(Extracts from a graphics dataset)
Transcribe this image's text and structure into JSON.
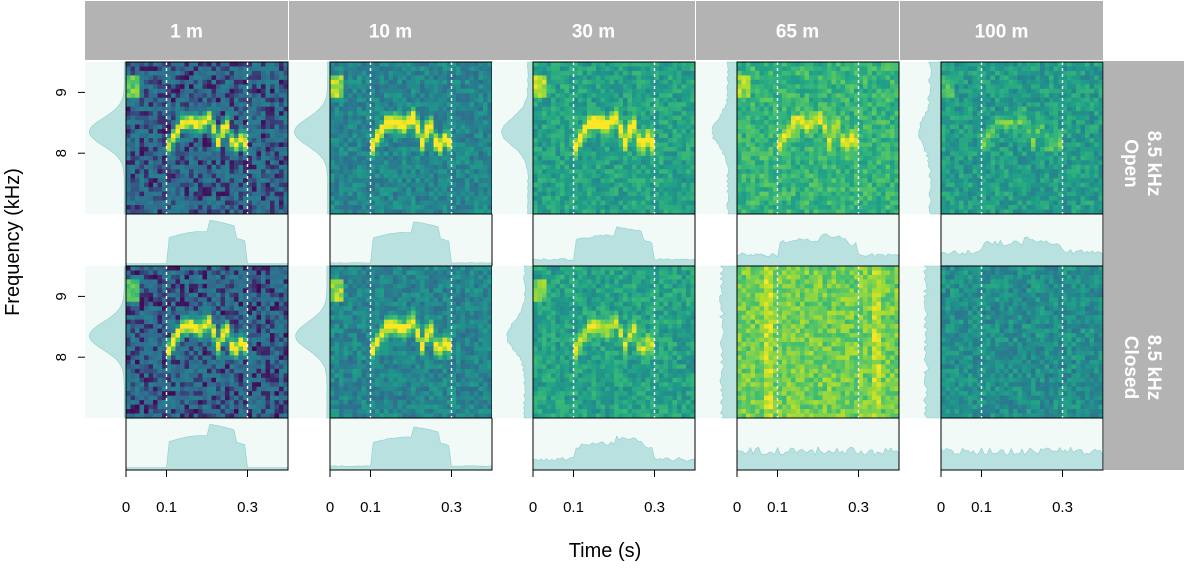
{
  "chart_data": {
    "type": "heatmap",
    "title": "",
    "xlabel": "Time (s)",
    "ylabel": "Frequency (kHz)",
    "x_ticks": [
      "0",
      "0.1",
      "0.3"
    ],
    "x_tick_values": [
      0,
      0.1,
      0.3
    ],
    "xlim": [
      0,
      0.4
    ],
    "y_ticks": [
      "9",
      "8"
    ],
    "y_tick_values": [
      9,
      8
    ],
    "ylim": [
      7.0,
      9.5
    ],
    "reference_lines_s": [
      0.1,
      0.3
    ],
    "columns": [
      "1 m",
      "10 m",
      "30 m",
      "65 m",
      "100 m"
    ],
    "rows": [
      "8.5 kHz Open",
      "8.5 kHz Closed"
    ],
    "row_label_lines": [
      [
        "8.5 kHz",
        "Open"
      ],
      [
        "8.5 kHz",
        "Closed"
      ]
    ],
    "signal_trace": {
      "time_s": [
        0.1,
        0.12,
        0.14,
        0.16,
        0.18,
        0.2,
        0.21,
        0.22,
        0.23,
        0.24,
        0.25,
        0.26,
        0.27,
        0.28,
        0.29,
        0.3
      ],
      "freq_khz": [
        8.05,
        8.3,
        8.5,
        8.52,
        8.45,
        8.55,
        8.6,
        8.3,
        8.15,
        8.4,
        8.45,
        8.2,
        8.1,
        8.25,
        8.2,
        8.15
      ]
    },
    "signal_strength": [
      [
        1.0,
        0.95,
        0.75,
        0.45,
        0.3
      ],
      [
        1.0,
        0.9,
        0.5,
        0.0,
        0.0
      ]
    ],
    "background_level": [
      [
        0.15,
        0.3,
        0.45,
        0.55,
        0.42
      ],
      [
        0.15,
        0.3,
        0.45,
        0.72,
        0.35
      ]
    ],
    "colors": {
      "strip_fill": "#b3b3b3",
      "marginal_fill": "#b9e1df",
      "marginal_stroke": "#8fcfcc",
      "panel_border": "#000000",
      "reference_line": "#ffffff",
      "colormap": [
        "#440154",
        "#31688e",
        "#26828e",
        "#1f9e89",
        "#35b779",
        "#6ece58",
        "#b5de2b",
        "#fde725"
      ]
    }
  }
}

_WHAT TO DO_
Transcribe all the records above word for word, without their images.

_WRITTEN ANSWER_
Transcribe this image's text and structure into JSON.
{
  "chart_data": {
    "type": "heatmap",
    "title": "",
    "xlabel": "Time (s)",
    "ylabel": "Frequency (kHz)",
    "x_ticks": [
      "0",
      "0.1",
      "0.3"
    ],
    "x_tick_values": [
      0,
      0.1,
      0.3
    ],
    "xlim": [
      0,
      0.4
    ],
    "y_ticks": [
      "9",
      "8"
    ],
    "y_tick_values": [
      9,
      8
    ],
    "ylim": [
      7.0,
      9.5
    ],
    "reference_lines_s": [
      0.1,
      0.3
    ],
    "columns": [
      "1 m",
      "10 m",
      "30 m",
      "65 m",
      "100 m"
    ],
    "rows": [
      "8.5 kHz Open",
      "8.5 kHz Closed"
    ],
    "row_label_lines": [
      [
        "8.5 kHz",
        "Open"
      ],
      [
        "8.5 kHz",
        "Closed"
      ]
    ],
    "signal_trace": {
      "time_s": [
        0.1,
        0.12,
        0.14,
        0.16,
        0.18,
        0.2,
        0.21,
        0.22,
        0.23,
        0.24,
        0.25,
        0.26,
        0.27,
        0.28,
        0.29,
        0.3
      ],
      "freq_khz": [
        8.05,
        8.3,
        8.5,
        8.52,
        8.45,
        8.55,
        8.6,
        8.3,
        8.15,
        8.4,
        8.45,
        8.2,
        8.1,
        8.25,
        8.2,
        8.15
      ]
    },
    "signal_strength": [
      [
        1.0,
        0.95,
        0.75,
        0.45,
        0.3
      ],
      [
        1.0,
        0.9,
        0.5,
        0.0,
        0.0
      ]
    ],
    "background_level": [
      [
        0.15,
        0.3,
        0.45,
        0.55,
        0.42
      ],
      [
        0.15,
        0.3,
        0.45,
        0.72,
        0.35
      ]
    ],
    "colors": {
      "strip_fill": "#b3b3b3",
      "marginal_fill": "#b9e1df",
      "marginal_stroke": "#8fcfcc",
      "panel_border": "#000000",
      "reference_line": "#ffffff",
      "colormap": [
        "#440154",
        "#31688e",
        "#26828e",
        "#1f9e89",
        "#35b779",
        "#6ece58",
        "#b5de2b",
        "#fde725"
      ]
    }
  }
}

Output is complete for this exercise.